_Document text_:
/---

Select Page

Mr Jemmie Williams



In the matter of

Mr Jemmie Williams (037907G)

held on 20 July 2015


8 Weymouth Street

London W1W 5BU



Mr Paul Housego (Chair)

Ms Judy Carr (PCC Architect Member)

Mr Stephen Neale (PCC Lay Member)

Mr Stephen Battersby (Clerk to the PCC)




Mr Iain Miller of Bevan Brittan LLP appeared on behalf of the ARB.

Mr Jemmie Williams was not in attendance.




1.       Mr Williams was called before the Professional Conduct Committee (“the Committee”) of the Architects Registration Board (“the Board”) having been convicted on 17 July 2014 of one count of dishonestly making a false statement to obtain benefit/advantage/payment.


2.       The relevant provision of the Code is:-

A disciplinary order may be made against you if you are convicted of a criminal offence other than where that offence has no material relevance to your fitness to practise as an architect.




3.       Mr Williams claimed state benefits although he had capital to an extent that made him ineligible, and signed a declaration to obtain that benefit that was false. The benefit that he was paid and to which he was not entitled was £7926.14.




4.       The Board brings the allegation following a self-referral by Mr Wiiliams by email on 30 September 2014, in which he described a “minor conviction”. Mr Williams was requested to provide details of the conviction and did so on 23 October 2014.


Burden and standard of proof


5.       The ARB is required to prove the allegations to the civil standard; that it is more likely than not that any event occurred. The Committee has in mind throughout its deliberations that the right to practise a profession is involved in these proceedings and proceeds upon the basis that the Human Rights Act 1998 will apply.  In particular Mr Williams has the right to a fair trial and to respect for his private and family life under Articles 6 and 8 of the European Convention for the Protection of Human Rights and Fundamental Freedoms, as incorporated within UK law by that Act.


6.       The conviction is proved by a certificate of conviction, and it is not open to Mr Williams to go behind that certificate.


Preliminary matters


7.       Mr Williams did not attend the hearing. The Committee was referred to the service of the papers. The clerk advised the Committee that the provisions as to service set out in the rules, Rule 6a had been complied with, as the notice of the hearing, with the other documents required to be supplied, were sent to Mr Williams on 8 May 2015, so giving more than the required 42 days notice of this hearing. Accordingly the Committee found that the notice of hearing was properly served.


8.       The Committee next considered whether to proceed in the absence of Mr Williams. The Clerk’s advice was sought and accepted. The panel was referred to the case of R-v-Jones [2002] UKHL 5, which Tait v The Royal College of Veterinary Surgeons (RCVS) [2003] UKPC 34 states is also applicable to professional conduct proceedings.


9.       The Committee considered carefully Mr Williams’ letters asking for an adjournment, which are generalised and give no specific information. The Committee noted that the previous hearing on 30 April 2015 had been adjourned. Notice of this present hearing was served on 8 May 2015 and Mr Williams wrote on 29 May 2015 to request a further adjournment. The papers themselves were with Mr Williams by 8 April 2015 at the latest, as he said at the previous hearing on 30 April 2015.

\---

_Rows_:
/---

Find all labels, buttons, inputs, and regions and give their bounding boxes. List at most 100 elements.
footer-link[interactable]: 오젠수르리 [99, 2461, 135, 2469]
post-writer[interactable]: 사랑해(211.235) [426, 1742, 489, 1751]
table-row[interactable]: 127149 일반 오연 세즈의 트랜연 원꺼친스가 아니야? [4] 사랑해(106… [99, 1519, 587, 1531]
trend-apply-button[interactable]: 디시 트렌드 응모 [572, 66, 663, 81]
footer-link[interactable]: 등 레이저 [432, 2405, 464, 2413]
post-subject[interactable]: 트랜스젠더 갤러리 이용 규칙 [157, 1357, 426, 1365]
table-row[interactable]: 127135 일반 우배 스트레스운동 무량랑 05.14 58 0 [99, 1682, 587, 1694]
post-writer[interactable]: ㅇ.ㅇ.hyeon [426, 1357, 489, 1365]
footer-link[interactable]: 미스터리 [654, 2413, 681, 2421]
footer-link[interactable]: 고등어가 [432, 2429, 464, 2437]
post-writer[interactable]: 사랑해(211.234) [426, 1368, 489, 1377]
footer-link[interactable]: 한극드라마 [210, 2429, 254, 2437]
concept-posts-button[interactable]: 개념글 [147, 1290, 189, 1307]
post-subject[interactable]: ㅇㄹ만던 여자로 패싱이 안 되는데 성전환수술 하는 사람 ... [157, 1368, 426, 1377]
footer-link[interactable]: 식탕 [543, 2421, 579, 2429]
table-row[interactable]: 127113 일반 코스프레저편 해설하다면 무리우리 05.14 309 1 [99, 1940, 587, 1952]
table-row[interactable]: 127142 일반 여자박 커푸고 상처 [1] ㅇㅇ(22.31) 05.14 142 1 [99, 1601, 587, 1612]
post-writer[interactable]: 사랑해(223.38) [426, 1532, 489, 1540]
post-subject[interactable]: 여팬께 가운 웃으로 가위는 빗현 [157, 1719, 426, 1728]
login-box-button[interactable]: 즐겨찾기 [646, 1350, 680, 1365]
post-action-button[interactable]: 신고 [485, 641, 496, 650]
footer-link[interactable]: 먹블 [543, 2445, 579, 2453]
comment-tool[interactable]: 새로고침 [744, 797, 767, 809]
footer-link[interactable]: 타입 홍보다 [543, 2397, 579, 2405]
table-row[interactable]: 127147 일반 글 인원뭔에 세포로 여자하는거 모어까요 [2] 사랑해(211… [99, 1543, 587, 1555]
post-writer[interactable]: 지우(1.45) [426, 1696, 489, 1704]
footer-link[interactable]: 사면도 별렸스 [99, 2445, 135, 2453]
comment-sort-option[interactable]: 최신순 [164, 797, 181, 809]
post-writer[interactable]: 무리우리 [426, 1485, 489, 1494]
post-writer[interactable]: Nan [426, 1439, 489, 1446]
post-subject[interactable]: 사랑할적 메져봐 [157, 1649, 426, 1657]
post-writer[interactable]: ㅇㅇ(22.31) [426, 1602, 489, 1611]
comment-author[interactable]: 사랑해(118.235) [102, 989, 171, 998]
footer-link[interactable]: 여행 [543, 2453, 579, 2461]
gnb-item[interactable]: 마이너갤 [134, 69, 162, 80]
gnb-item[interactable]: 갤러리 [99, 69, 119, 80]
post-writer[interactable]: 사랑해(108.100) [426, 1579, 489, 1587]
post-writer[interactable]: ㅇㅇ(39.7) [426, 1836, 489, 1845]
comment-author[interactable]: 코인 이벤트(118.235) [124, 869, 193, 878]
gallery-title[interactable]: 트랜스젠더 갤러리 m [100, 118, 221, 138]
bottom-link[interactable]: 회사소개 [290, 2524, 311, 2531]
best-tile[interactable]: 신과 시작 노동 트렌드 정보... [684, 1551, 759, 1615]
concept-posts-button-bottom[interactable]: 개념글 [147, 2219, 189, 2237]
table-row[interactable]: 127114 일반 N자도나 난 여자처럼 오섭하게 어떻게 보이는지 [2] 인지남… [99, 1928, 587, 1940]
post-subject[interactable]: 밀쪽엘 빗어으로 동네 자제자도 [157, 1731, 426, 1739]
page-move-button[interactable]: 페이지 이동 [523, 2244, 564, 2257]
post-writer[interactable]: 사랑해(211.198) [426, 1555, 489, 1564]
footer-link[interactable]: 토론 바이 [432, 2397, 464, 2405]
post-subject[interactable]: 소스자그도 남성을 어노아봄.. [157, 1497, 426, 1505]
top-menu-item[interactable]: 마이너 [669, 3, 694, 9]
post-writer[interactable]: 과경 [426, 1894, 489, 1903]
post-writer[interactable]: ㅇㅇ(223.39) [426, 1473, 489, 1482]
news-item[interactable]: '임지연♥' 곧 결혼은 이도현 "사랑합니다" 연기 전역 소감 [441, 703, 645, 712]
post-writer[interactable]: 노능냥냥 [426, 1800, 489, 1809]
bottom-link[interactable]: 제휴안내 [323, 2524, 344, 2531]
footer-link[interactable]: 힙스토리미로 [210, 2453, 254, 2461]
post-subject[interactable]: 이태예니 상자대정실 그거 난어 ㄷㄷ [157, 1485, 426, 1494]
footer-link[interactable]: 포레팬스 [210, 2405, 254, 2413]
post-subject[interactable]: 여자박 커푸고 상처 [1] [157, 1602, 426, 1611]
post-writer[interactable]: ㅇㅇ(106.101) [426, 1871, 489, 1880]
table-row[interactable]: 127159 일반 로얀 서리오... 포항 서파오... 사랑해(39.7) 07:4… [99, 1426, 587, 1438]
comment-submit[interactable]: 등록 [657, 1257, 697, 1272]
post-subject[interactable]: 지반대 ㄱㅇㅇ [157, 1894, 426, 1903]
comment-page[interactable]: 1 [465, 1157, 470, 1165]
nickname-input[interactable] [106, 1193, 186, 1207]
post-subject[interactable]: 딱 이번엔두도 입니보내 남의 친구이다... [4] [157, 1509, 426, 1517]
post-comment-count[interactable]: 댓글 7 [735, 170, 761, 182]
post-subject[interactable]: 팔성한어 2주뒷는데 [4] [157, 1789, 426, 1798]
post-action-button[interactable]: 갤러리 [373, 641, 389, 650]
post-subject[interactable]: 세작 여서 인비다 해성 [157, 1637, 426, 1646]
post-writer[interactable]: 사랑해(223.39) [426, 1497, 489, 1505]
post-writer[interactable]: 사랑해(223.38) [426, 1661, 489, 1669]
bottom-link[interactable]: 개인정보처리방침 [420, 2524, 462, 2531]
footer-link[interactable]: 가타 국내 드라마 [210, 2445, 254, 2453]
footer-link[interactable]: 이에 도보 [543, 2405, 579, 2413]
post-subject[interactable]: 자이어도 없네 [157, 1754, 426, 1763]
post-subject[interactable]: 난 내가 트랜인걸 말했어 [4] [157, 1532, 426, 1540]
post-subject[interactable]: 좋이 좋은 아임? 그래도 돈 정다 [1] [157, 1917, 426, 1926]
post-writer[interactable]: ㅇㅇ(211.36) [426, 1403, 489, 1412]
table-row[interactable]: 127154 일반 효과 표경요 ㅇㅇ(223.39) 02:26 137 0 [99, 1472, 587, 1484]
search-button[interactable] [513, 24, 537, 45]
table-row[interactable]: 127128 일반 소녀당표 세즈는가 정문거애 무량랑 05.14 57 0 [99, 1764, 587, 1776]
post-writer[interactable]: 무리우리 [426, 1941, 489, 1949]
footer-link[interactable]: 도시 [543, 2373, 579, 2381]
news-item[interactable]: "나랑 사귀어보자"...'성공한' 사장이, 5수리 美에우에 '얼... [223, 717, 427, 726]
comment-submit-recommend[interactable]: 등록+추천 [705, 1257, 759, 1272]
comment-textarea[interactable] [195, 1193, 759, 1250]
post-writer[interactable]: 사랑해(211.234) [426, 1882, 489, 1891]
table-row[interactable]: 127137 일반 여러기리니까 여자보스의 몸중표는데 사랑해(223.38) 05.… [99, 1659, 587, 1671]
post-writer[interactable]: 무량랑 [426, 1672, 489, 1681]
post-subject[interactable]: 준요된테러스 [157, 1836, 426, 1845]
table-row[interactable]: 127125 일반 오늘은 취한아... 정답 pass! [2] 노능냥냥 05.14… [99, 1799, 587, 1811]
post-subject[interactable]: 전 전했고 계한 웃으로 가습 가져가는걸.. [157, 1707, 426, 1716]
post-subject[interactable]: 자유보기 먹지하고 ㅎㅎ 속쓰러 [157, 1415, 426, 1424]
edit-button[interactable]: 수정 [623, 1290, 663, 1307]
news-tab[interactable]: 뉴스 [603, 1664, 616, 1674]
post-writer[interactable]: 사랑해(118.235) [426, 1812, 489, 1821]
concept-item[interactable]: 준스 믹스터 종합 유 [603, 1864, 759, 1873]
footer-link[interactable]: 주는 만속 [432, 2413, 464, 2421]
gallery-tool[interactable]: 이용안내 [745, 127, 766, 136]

\---

_Aim of the exercise_: According to the hearing record for Mr Jemmie Williams, how much benefit was he paid that he was not entitled to? The data plays no part in this.

_Response for this exercise_: £7926.14